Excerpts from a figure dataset
+ + + +
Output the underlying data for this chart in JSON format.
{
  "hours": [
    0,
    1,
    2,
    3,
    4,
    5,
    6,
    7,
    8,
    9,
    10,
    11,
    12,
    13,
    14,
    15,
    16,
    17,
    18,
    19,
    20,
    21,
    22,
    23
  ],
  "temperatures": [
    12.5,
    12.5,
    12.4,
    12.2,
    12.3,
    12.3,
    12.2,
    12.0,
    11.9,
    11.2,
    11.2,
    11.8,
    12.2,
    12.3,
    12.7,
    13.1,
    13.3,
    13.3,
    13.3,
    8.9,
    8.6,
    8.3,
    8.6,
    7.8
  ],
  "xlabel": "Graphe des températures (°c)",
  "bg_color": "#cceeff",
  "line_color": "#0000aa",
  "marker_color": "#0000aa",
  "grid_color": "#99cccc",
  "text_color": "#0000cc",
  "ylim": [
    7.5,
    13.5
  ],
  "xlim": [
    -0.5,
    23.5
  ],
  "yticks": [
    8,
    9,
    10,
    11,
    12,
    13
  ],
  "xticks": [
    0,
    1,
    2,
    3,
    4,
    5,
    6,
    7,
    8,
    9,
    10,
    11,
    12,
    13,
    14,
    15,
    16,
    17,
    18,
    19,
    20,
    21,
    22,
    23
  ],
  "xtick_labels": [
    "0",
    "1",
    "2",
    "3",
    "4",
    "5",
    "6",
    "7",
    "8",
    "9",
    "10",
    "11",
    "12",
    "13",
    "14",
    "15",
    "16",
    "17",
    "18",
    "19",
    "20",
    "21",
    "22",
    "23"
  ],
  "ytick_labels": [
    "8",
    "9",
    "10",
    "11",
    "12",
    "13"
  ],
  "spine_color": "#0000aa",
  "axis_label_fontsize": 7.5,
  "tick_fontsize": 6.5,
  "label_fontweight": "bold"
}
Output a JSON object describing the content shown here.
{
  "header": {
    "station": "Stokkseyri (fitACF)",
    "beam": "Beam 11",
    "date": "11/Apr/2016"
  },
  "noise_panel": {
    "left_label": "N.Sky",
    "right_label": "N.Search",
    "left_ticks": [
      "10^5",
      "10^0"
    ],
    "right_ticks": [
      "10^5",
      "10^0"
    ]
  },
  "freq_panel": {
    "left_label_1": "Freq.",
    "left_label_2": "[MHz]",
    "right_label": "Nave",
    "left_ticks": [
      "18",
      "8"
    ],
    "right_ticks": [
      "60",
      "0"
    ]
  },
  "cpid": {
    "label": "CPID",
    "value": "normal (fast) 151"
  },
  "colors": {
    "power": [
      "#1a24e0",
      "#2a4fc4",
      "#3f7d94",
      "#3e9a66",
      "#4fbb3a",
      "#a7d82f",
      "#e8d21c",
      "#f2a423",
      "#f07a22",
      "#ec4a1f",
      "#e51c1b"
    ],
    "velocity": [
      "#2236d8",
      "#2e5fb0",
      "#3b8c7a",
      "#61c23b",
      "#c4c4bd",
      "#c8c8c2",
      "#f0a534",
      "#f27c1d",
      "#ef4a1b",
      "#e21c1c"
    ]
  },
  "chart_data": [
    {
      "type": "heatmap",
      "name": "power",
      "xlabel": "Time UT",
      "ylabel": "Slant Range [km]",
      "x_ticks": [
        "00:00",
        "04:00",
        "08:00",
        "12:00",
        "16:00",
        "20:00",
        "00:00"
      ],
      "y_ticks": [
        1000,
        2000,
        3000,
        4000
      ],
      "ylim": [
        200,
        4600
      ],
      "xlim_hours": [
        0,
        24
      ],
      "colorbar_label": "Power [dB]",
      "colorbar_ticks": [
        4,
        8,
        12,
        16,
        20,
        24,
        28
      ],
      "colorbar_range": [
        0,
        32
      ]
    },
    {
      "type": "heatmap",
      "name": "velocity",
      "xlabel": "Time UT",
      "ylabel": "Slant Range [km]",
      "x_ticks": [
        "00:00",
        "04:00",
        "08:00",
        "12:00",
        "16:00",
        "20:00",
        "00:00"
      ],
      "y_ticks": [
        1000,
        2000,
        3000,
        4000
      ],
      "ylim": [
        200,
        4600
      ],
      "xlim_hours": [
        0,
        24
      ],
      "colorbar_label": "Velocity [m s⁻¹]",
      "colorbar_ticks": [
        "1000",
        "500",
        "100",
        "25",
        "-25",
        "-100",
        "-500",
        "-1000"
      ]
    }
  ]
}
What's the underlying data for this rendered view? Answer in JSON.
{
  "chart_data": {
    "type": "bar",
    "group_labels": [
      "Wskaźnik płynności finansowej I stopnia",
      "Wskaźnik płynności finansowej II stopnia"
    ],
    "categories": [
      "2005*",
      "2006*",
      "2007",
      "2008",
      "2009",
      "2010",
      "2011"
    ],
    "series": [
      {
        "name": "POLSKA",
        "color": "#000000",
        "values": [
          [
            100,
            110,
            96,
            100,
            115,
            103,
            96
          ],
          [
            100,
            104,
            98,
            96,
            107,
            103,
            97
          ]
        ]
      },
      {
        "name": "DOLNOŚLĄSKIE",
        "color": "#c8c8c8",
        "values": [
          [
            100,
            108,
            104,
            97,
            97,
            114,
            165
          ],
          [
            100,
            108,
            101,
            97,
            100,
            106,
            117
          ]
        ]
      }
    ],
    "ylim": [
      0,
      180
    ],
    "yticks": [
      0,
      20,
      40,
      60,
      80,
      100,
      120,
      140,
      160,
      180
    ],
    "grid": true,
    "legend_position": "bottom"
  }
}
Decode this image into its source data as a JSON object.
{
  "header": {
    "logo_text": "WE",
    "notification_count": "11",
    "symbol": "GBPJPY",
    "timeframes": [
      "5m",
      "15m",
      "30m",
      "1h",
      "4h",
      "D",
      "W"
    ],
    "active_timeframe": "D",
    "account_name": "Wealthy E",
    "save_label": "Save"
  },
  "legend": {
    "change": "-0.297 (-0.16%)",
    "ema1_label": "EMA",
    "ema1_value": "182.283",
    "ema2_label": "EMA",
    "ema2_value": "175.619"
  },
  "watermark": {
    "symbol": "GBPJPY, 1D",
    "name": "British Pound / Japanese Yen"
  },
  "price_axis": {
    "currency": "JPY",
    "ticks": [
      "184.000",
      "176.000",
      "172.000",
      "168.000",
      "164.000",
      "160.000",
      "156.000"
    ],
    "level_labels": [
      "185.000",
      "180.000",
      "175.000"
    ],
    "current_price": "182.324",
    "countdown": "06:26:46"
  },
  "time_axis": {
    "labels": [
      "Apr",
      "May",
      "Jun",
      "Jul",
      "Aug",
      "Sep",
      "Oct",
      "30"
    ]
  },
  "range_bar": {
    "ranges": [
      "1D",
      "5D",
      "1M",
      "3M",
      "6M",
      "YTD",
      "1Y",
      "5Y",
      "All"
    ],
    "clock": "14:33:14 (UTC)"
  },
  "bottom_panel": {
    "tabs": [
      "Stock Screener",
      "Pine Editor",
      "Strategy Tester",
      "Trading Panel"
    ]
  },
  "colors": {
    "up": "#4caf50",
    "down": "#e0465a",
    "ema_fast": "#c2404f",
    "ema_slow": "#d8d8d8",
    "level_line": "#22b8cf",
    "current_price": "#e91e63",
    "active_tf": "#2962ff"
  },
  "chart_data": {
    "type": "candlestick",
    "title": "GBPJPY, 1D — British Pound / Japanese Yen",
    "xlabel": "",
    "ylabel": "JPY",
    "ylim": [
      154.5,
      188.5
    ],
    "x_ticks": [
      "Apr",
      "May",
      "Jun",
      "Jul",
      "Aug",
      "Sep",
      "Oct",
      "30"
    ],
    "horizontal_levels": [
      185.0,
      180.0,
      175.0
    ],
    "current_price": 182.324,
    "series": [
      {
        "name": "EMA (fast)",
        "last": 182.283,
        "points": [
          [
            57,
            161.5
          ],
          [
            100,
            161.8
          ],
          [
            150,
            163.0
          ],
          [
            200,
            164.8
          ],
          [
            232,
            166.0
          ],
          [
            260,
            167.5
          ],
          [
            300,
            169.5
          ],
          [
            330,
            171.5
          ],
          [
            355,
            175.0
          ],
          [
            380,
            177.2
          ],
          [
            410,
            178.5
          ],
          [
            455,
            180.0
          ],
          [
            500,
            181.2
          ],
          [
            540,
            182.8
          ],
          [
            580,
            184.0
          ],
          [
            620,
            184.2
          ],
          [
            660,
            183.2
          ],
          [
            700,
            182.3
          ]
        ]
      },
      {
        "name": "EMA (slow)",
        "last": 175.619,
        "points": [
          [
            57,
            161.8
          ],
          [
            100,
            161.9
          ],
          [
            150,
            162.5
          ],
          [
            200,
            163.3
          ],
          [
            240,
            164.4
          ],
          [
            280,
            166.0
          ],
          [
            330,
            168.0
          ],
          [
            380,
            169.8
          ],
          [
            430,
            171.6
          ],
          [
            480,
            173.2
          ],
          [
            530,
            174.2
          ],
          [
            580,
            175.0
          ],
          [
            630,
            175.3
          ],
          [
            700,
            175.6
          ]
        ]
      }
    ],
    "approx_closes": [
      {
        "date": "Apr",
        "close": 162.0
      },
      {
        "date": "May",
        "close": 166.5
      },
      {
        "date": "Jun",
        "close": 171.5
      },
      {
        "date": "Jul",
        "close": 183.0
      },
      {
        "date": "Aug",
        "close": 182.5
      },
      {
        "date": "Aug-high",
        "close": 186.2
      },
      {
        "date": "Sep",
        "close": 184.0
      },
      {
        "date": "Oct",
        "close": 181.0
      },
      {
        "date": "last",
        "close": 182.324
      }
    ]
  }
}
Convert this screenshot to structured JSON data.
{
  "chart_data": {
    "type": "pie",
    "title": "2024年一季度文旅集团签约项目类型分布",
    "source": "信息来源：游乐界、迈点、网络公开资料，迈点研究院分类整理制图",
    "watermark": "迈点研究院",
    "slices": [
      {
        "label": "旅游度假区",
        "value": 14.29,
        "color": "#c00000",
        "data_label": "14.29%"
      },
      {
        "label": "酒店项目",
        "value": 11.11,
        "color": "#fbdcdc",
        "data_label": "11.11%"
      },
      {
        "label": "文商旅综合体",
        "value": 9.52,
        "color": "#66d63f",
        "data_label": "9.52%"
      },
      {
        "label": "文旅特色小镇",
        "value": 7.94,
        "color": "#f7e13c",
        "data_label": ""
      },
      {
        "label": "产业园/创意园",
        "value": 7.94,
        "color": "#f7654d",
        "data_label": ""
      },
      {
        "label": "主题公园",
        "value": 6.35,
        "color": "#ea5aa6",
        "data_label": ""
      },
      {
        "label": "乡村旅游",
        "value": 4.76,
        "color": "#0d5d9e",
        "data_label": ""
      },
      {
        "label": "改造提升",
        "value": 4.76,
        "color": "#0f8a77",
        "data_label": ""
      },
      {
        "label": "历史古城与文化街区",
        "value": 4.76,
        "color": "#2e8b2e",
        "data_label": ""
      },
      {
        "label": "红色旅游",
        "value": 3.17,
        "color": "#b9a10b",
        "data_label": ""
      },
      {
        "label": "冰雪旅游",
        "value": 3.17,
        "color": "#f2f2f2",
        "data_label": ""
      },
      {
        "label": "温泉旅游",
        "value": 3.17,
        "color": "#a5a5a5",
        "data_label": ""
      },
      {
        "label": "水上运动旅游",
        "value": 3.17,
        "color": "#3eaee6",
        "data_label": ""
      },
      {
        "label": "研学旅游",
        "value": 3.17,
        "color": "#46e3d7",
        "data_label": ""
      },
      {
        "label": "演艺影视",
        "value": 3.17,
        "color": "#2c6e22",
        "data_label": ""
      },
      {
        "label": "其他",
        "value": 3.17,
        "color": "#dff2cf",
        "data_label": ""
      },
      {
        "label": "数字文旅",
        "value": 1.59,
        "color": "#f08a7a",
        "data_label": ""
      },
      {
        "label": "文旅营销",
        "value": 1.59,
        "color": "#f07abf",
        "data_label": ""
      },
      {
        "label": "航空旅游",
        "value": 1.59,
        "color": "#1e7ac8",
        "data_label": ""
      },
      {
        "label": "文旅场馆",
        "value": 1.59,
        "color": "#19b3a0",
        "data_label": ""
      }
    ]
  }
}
+ + + +
* BRIEF *
Identify the lines above with the word "płynności". Copy them.

* RESULT OF THE EXERCISE *
      "Wskaźnik płynności finansowej I stopnia",
      "Wskaźnik płynności finansowej II stopnia"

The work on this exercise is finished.